# [Records to use]

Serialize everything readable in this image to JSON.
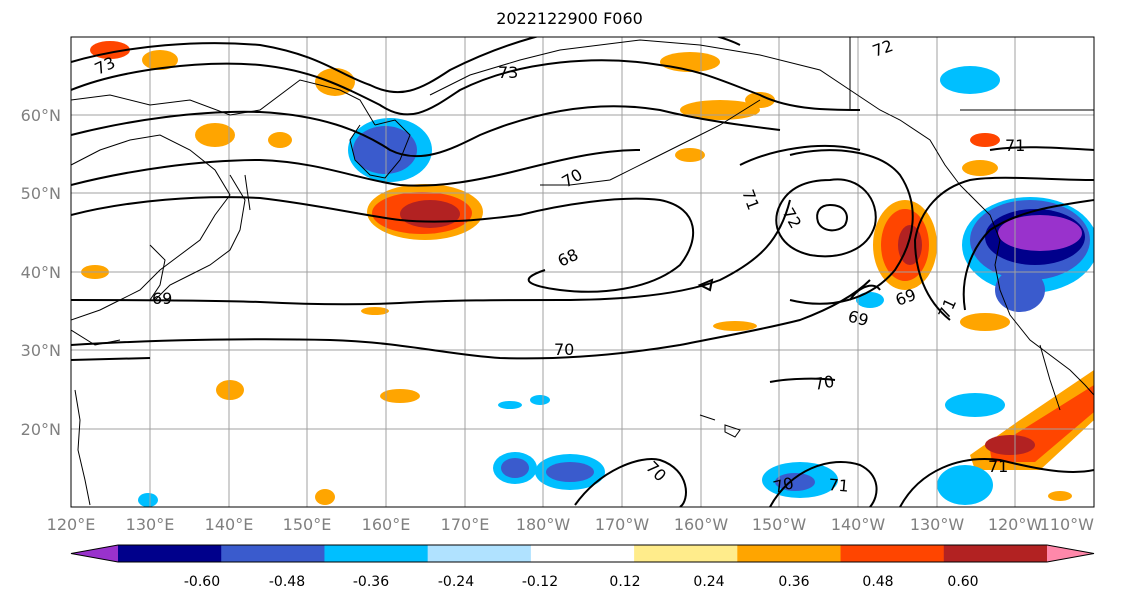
{
  "title": "2022122900 F060",
  "map": {
    "lat_ticks": [
      "60°N",
      "50°N",
      "40°N",
      "30°N",
      "20°N"
    ],
    "lon_ticks": [
      "120°E",
      "130°E",
      "140°E",
      "150°E",
      "160°E",
      "170°E",
      "180°W",
      "170°W",
      "160°W",
      "150°W",
      "140°W",
      "130°W",
      "120°W",
      "110°W"
    ],
    "extent": {
      "lon_min": 120,
      "lon_max": 250,
      "lat_min": 10,
      "lat_max": 70
    },
    "contour_labels": [
      "73",
      "73",
      "72",
      "71",
      "70",
      "70",
      "71",
      "72",
      "68",
      "69",
      "69",
      "69",
      "71",
      "70",
      "70",
      "70",
      "70",
      "71",
      "71"
    ]
  },
  "colorbar": {
    "labels": [
      "-0.60",
      "-0.48",
      "-0.36",
      "-0.24",
      "-0.12",
      "0.12",
      "0.24",
      "0.36",
      "0.48",
      "0.60"
    ],
    "colors": [
      "#9932cc",
      "#00008b",
      "#3a5bcd",
      "#00bfff",
      "#b0e2ff",
      "#ffffff",
      "#ffec8b",
      "#ffa500",
      "#ff4500",
      "#b22222",
      "#ff88aa"
    ]
  }
}
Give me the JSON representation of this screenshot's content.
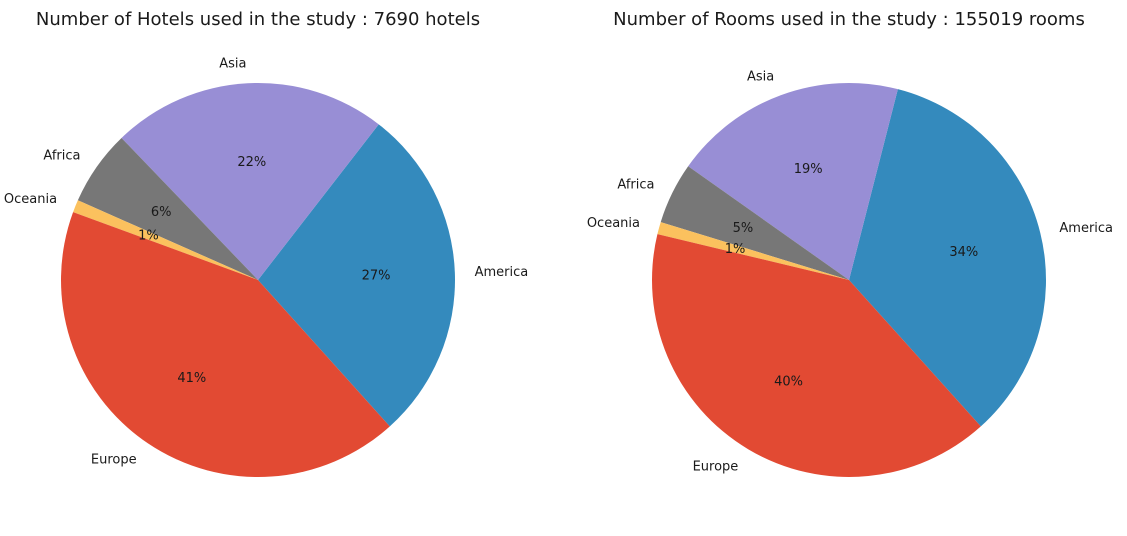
{
  "chart_data": [
    {
      "type": "pie",
      "title": "Number of Hotels used in the study : 7690 hotels",
      "categories": [
        "America",
        "Asia",
        "Africa",
        "Oceania",
        "Europe"
      ],
      "values": [
        27,
        22,
        6,
        1,
        41
      ],
      "value_labels": [
        "27%",
        "22%",
        "6%",
        "1%",
        "41%"
      ],
      "colors": [
        "#348abd",
        "#988ed5",
        "#777777",
        "#fbc15e",
        "#e24a33"
      ]
    },
    {
      "type": "pie",
      "title": "Number of Rooms used in the study : 155019 rooms",
      "categories": [
        "America",
        "Asia",
        "Africa",
        "Oceania",
        "Europe"
      ],
      "values": [
        34,
        19,
        5,
        1,
        40
      ],
      "value_labels": [
        "34%",
        "19%",
        "5%",
        "1%",
        "40%"
      ],
      "colors": [
        "#348abd",
        "#988ed5",
        "#777777",
        "#fbc15e",
        "#e24a33"
      ]
    }
  ]
}
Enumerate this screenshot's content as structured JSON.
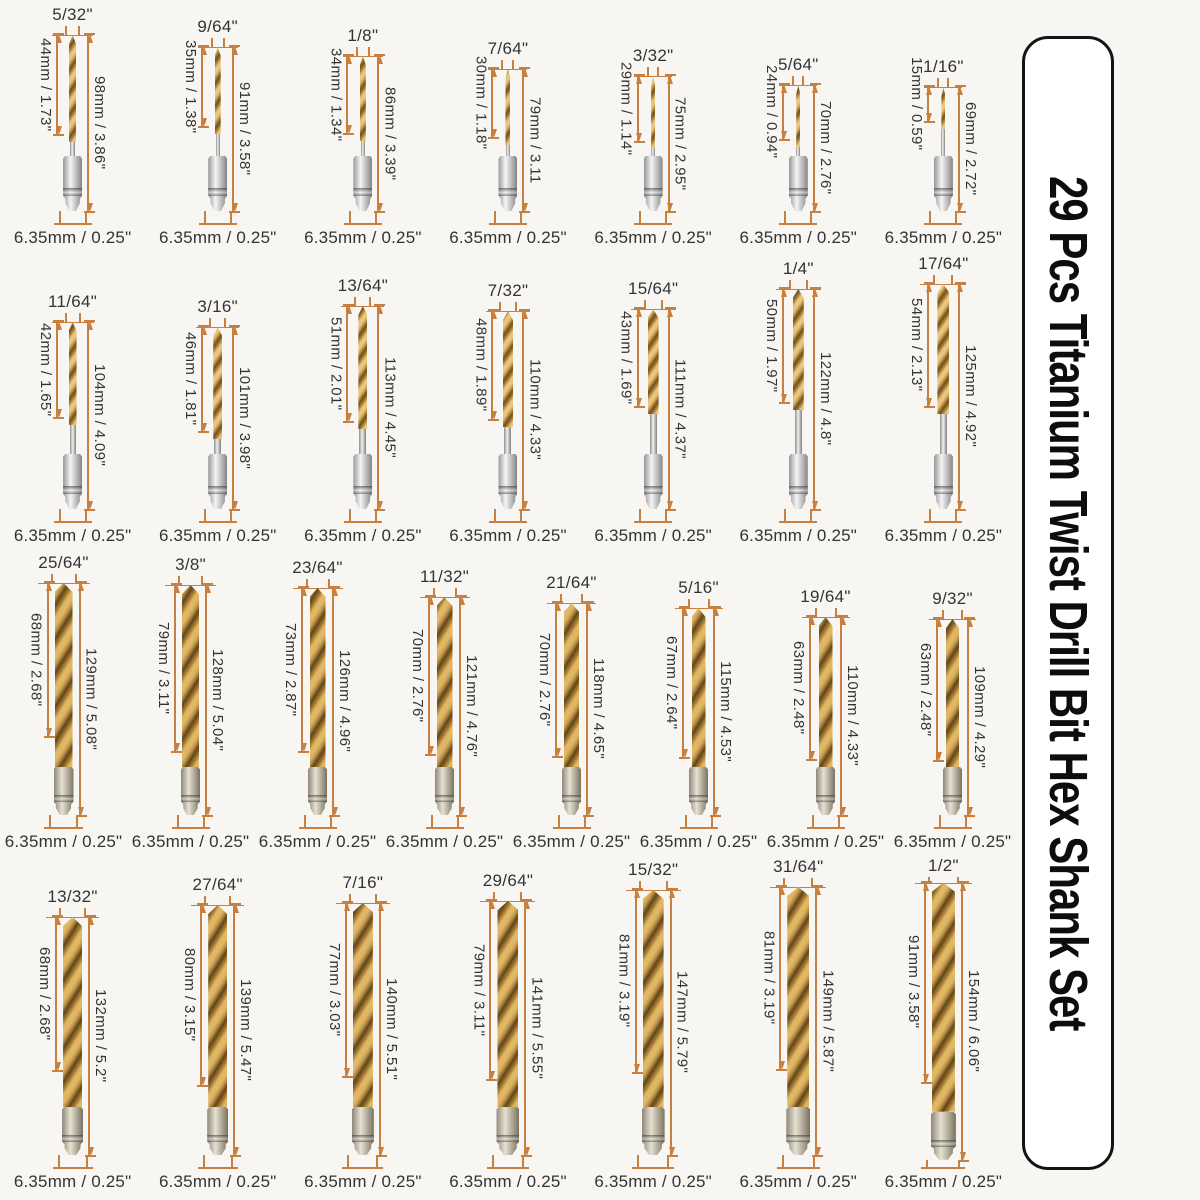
{
  "banner": {
    "title": "29 Pcs Titanium Twist Drill Bit Hex Shank Set",
    "bg_color": "#ffffff",
    "border_color": "#141414",
    "text_color": "#0d0d0d"
  },
  "style": {
    "background_color": "#f8f6f2",
    "dimension_line_color": "#c9803f",
    "text_color": "#333333",
    "flute_gold_color": "#c89b4b",
    "shank_silver_color": "#c9c9c9"
  },
  "rows": [
    {
      "style": "small",
      "bits": [
        {
          "size": "5/32\"",
          "flute": "44mm / 1.73\"",
          "total": "98mm / 3.86\"",
          "shank": "6.35mm / 0.25\""
        },
        {
          "size": "9/64\"",
          "flute": "35mm / 1.38\"",
          "total": "91mm / 3.58\"",
          "shank": "6.35mm / 0.25\""
        },
        {
          "size": "1/8\"",
          "flute": "34mm / 1.34\"",
          "total": "86mm / 3.39\"",
          "shank": "6.35mm / 0.25\""
        },
        {
          "size": "7/64\"",
          "flute": "30mm / 1.18\"",
          "total": "79mm / 3.11",
          "shank": "6.35mm / 0.25\""
        },
        {
          "size": "3/32\"",
          "flute": "29mm / 1.14\"",
          "total": "75mm / 2.95\"",
          "shank": "6.35mm / 0.25\""
        },
        {
          "size": "5/64\"",
          "flute": "24mm / 0.94\"",
          "total": "70mm / 2.76\"",
          "shank": "6.35mm / 0.25\""
        },
        {
          "size": "1/16\"",
          "flute": "15mm / 0.59\"",
          "total": "69mm / 2.72\"",
          "shank": "6.35mm / 0.25\""
        }
      ]
    },
    {
      "style": "small",
      "bits": [
        {
          "size": "11/64\"",
          "flute": "42mm / 1.65\"",
          "total": "104mm / 4.09\"",
          "shank": "6.35mm / 0.25\""
        },
        {
          "size": "3/16\"",
          "flute": "46mm / 1.81\"",
          "total": "101mm / 3.98\"",
          "shank": "6.35mm / 0.25\""
        },
        {
          "size": "13/64\"",
          "flute": "51mm / 2.01\"",
          "total": "113mm / 4.45\"",
          "shank": "6.35mm / 0.25\""
        },
        {
          "size": "7/32\"",
          "flute": "48mm / 1.89\"",
          "total": "110mm / 4.33\"",
          "shank": "6.35mm / 0.25\""
        },
        {
          "size": "15/64\"",
          "flute": "43mm / 1.69\"",
          "total": "111mm / 4.37\"",
          "shank": "6.35mm / 0.25\""
        },
        {
          "size": "1/4\"",
          "flute": "50mm / 1.97\"",
          "total": "122mm / 4.8\"",
          "shank": "6.35mm / 0.25\""
        },
        {
          "size": "17/64\"",
          "flute": "54mm / 2.13\"",
          "total": "125mm / 4.92\"",
          "shank": "6.35mm / 0.25\""
        }
      ]
    },
    {
      "style": "large",
      "bits": [
        {
          "size": "25/64\"",
          "flute": "68mm / 2.68\"",
          "total": "129mm / 5.08\"",
          "shank": "6.35mm / 0.25\""
        },
        {
          "size": "3/8\"",
          "flute": "79mm / 3.11\"",
          "total": "128mm / 5.04\"",
          "shank": "6.35mm / 0.25\""
        },
        {
          "size": "23/64\"",
          "flute": "73mm / 2.87\"",
          "total": "126mm / 4.96\"",
          "shank": "6.35mm / 0.25\""
        },
        {
          "size": "11/32\"",
          "flute": "70mm / 2.76\"",
          "total": "121mm / 4.76\"",
          "shank": "6.35mm / 0.25\""
        },
        {
          "size": "21/64\"",
          "flute": "70mm / 2.76\"",
          "total": "118mm / 4.65\"",
          "shank": "6.35mm / 0.25\""
        },
        {
          "size": "5/16\"",
          "flute": "67mm / 2.64\"",
          "total": "115mm / 4.53\"",
          "shank": "6.35mm / 0.25\""
        },
        {
          "size": "19/64\"",
          "flute": "63mm / 2.48\"",
          "total": "110mm / 4.33\"",
          "shank": "6.35mm / 0.25\""
        },
        {
          "size": "9/32\"",
          "flute": "63mm / 2.48\"",
          "total": "109mm / 4.29\"",
          "shank": "6.35mm / 0.25\""
        }
      ]
    },
    {
      "style": "large",
      "bits": [
        {
          "size": "13/32\"",
          "flute": "68mm / 2.68\"",
          "total": "132mm / 5.2\"",
          "shank": "6.35mm / 0.25\""
        },
        {
          "size": "27/64\"",
          "flute": "80mm / 3.15\"",
          "total": "139mm / 5.47\"",
          "shank": "6.35mm / 0.25\""
        },
        {
          "size": "7/16\"",
          "flute": "77mm / 3.03\"",
          "total": "140mm / 5.51\"",
          "shank": "6.35mm / 0.25\""
        },
        {
          "size": "29/64\"",
          "flute": "79mm / 3.11\"",
          "total": "141mm / 5.55\"",
          "shank": "6.35mm / 0.25\""
        },
        {
          "size": "15/32\"",
          "flute": "81mm / 3.19\"",
          "total": "147mm / 5.79\"",
          "shank": "6.35mm / 0.25\""
        },
        {
          "size": "31/64\"",
          "flute": "81mm / 3.19\"",
          "total": "149mm / 5.87\"",
          "shank": "6.35mm / 0.25\""
        },
        {
          "size": "1/2\"",
          "flute": "91mm / 3.58\"",
          "total": "154mm / 6.06\"",
          "shank": "6.35mm / 0.25\""
        }
      ]
    }
  ]
}
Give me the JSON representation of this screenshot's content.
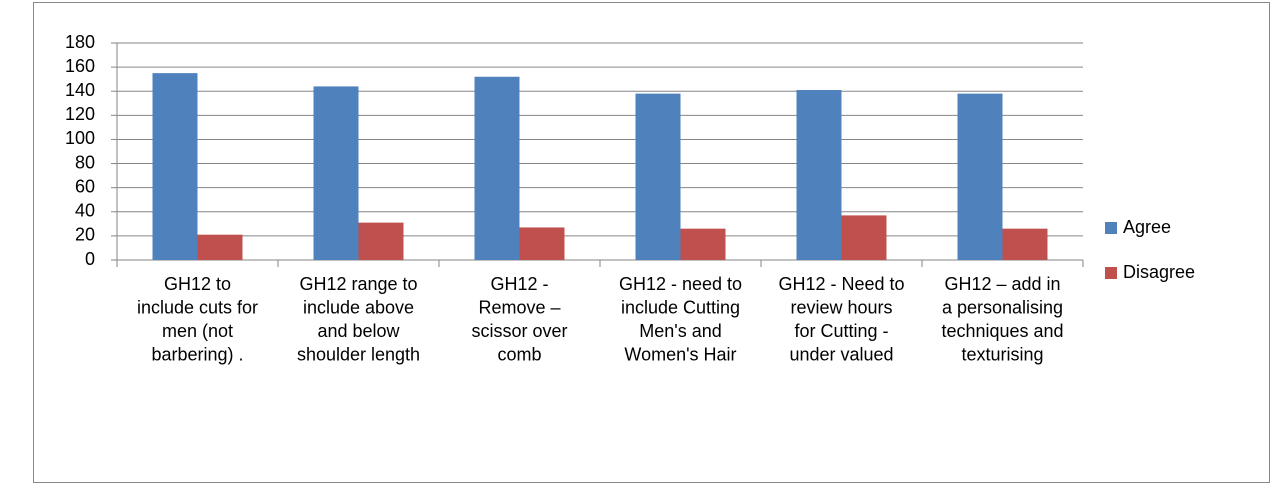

# [Instructions for the task]
Write out the whole listing exactly, and drop the pictures.

# [Exercise solution]
Serialize everything readable in this image to JSON.
{
  "title": "2022122900 F060",
  "map": {
    "lat_ticks": [
      "60°N",
      "50°N",
      "40°N",
      "30°N",
      "20°N"
    ],
    "lon_ticks": [
      "120°E",
      "130°E",
      "140°E",
      "150°E",
      "160°E",
      "170°E",
      "180°W",
      "170°W",
      "160°W",
      "150°W",
      "140°W",
      "130°W",
      "120°W",
      "110°W"
    ],
    "extent": {
      "lon_min": 120,
      "lon_max": 250,
      "lat_min": 10,
      "lat_max": 70
    },
    "contour_labels": [
      "73",
      "73",
      "72",
      "71",
      "70",
      "70",
      "71",
      "72",
      "68",
      "69",
      "69",
      "69",
      "71",
      "70",
      "70",
      "70",
      "70",
      "71",
      "71"
    ]
  },
  "colorbar": {
    "labels": [
      "-0.60",
      "-0.48",
      "-0.36",
      "-0.24",
      "-0.12",
      "0.12",
      "0.24",
      "0.36",
      "0.48",
      "0.60"
    ],
    "colors": [
      "#9932cc",
      "#00008b",
      "#3a5bcd",
      "#00bfff",
      "#b0e2ff",
      "#ffffff",
      "#ffec8b",
      "#ffa500",
      "#ff4500",
      "#b22222",
      "#ff88aa"
    ]
  }
}
Give me the JSON representation of this screenshot's content.
{
  "chart_data": [
    {
      "type": "pie",
      "title": "Number of Hotels used in the study : 7690 hotels",
      "categories": [
        "America",
        "Asia",
        "Africa",
        "Oceania",
        "Europe"
      ],
      "values": [
        27,
        22,
        6,
        1,
        41
      ],
      "value_labels": [
        "27%",
        "22%",
        "6%",
        "1%",
        "41%"
      ],
      "colors": [
        "#348abd",
        "#988ed5",
        "#777777",
        "#fbc15e",
        "#e24a33"
      ]
    },
    {
      "type": "pie",
      "title": "Number of Rooms used in the study : 155019 rooms",
      "categories": [
        "America",
        "Asia",
        "Africa",
        "Oceania",
        "Europe"
      ],
      "values": [
        34,
        19,
        5,
        1,
        40
      ],
      "value_labels": [
        "34%",
        "19%",
        "5%",
        "1%",
        "40%"
      ],
      "colors": [
        "#348abd",
        "#988ed5",
        "#777777",
        "#fbc15e",
        "#e24a33"
      ]
    }
  ]
}
Enumerate this screenshot's content as structured JSON.
{
  "banner": {
    "title": "29 Pcs Titanium Twist Drill Bit Hex Shank Set",
    "bg_color": "#ffffff",
    "border_color": "#141414",
    "text_color": "#0d0d0d"
  },
  "style": {
    "background_color": "#f8f6f2",
    "dimension_line_color": "#c9803f",
    "text_color": "#333333",
    "flute_gold_color": "#c89b4b",
    "shank_silver_color": "#c9c9c9"
  },
  "rows": [
    {
      "style": "small",
      "bits": [
        {
          "size": "5/32\"",
          "flute": "44mm / 1.73\"",
          "total": "98mm / 3.86\"",
          "shank": "6.35mm / 0.25\""
        },
        {
          "size": "9/64\"",
          "flute": "35mm / 1.38\"",
          "total": "91mm / 3.58\"",
          "shank": "6.35mm / 0.25\""
        },
        {
          "size": "1/8\"",
          "flute": "34mm / 1.34\"",
          "total": "86mm / 3.39\"",
          "shank": "6.35mm / 0.25\""
        },
        {
          "size": "7/64\"",
          "flute": "30mm / 1.18\"",
          "total": "79mm / 3.11",
          "shank": "6.35mm / 0.25\""
        },
        {
          "size": "3/32\"",
          "flute": "29mm / 1.14\"",
          "total": "75mm / 2.95\"",
          "shank": "6.35mm / 0.25\""
        },
        {
          "size": "5/64\"",
          "flute": "24mm / 0.94\"",
          "total": "70mm / 2.76\"",
          "shank": "6.35mm / 0.25\""
        },
        {
          "size": "1/16\"",
          "flute": "15mm / 0.59\"",
          "total": "69mm / 2.72\"",
          "shank": "6.35mm / 0.25\""
        }
      ]
    },
    {
      "style": "small",
      "bits": [
        {
          "size": "11/64\"",
          "flute": "42mm / 1.65\"",
          "total": "104mm / 4.09\"",
          "shank": "6.35mm / 0.25\""
        },
        {
          "size": "3/16\"",
          "flute": "46mm / 1.81\"",
          "total": "101mm / 3.98\"",
          "shank": "6.35mm / 0.25\""
        },
        {
          "size": "13/64\"",
          "flute": "51mm / 2.01\"",
          "total": "113mm / 4.45\"",
          "shank": "6.35mm / 0.25\""
        },
        {
          "size": "7/32\"",
          "flute": "48mm / 1.89\"",
          "total": "110mm / 4.33\"",
          "shank": "6.35mm / 0.25\""
        },
        {
          "size": "15/64\"",
          "flute": "43mm / 1.69\"",
          "total": "111mm / 4.37\"",
          "shank": "6.35mm / 0.25\""
        },
        {
          "size": "1/4\"",
          "flute": "50mm / 1.97\"",
          "total": "122mm / 4.8\"",
          "shank": "6.35mm / 0.25\""
        },
        {
          "size": "17/64\"",
          "flute": "54mm / 2.13\"",
          "total": "125mm / 4.92\"",
          "shank": "6.35mm / 0.25\""
        }
      ]
    },
    {
      "style": "large",
      "bits": [
        {
          "size": "25/64\"",
          "flute": "68mm / 2.68\"",
          "total": "129mm / 5.08\"",
          "shank": "6.35mm / 0.25\""
        },
        {
          "size": "3/8\"",
          "flute": "79mm / 3.11\"",
          "total": "128mm / 5.04\"",
          "shank": "6.35mm / 0.25\""
        },
        {
          "size": "23/64\"",
          "flute": "73mm / 2.87\"",
          "total": "126mm / 4.96\"",
          "shank": "6.35mm / 0.25\""
        },
        {
          "size": "11/32\"",
          "flute": "70mm / 2.76\"",
          "total": "121mm / 4.76\"",
          "shank": "6.35mm / 0.25\""
        },
        {
          "size": "21/64\"",
          "flute": "70mm / 2.76\"",
          "total": "118mm / 4.65\"",
          "shank": "6.35mm / 0.25\""
        },
        {
          "size": "5/16\"",
          "flute": "67mm / 2.64\"",
          "total": "115mm / 4.53\"",
          "shank": "6.35mm / 0.25\""
        },
        {
          "size": "19/64\"",
          "flute": "63mm / 2.48\"",
          "total": "110mm / 4.33\"",
          "shank": "6.35mm / 0.25\""
        },
        {
          "size": "9/32\"",
          "flute": "63mm / 2.48\"",
          "total": "109mm / 4.29\"",
          "shank": "6.35mm / 0.25\""
        }
      ]
    },
    {
      "style": "large",
      "bits": [
        {
          "size": "13/32\"",
          "flute": "68mm / 2.68\"",
          "total": "132mm / 5.2\"",
          "shank": "6.35mm / 0.25\""
        },
        {
          "size": "27/64\"",
          "flute": "80mm / 3.15\"",
          "total": "139mm / 5.47\"",
          "shank": "6.35mm / 0.25\""
        },
        {
          "size": "7/16\"",
          "flute": "77mm / 3.03\"",
          "total": "140mm / 5.51\"",
          "shank": "6.35mm / 0.25\""
        },
        {
          "size": "29/64\"",
          "flute": "79mm / 3.11\"",
          "total": "141mm / 5.55\"",
          "shank": "6.35mm / 0.25\""
        },
        {
          "size": "15/32\"",
          "flute": "81mm / 3.19\"",
          "total": "147mm / 5.79\"",
          "shank": "6.35mm / 0.25\""
        },
        {
          "size": "31/64\"",
          "flute": "81mm / 3.19\"",
          "total": "149mm / 5.87\"",
          "shank": "6.35mm / 0.25\""
        },
        {
          "size": "1/2\"",
          "flute": "91mm / 3.58\"",
          "total": "154mm / 6.06\"",
          "shank": "6.35mm / 0.25\""
        }
      ]
    }
  ]
}
Give me the JSON representation of this screenshot's content.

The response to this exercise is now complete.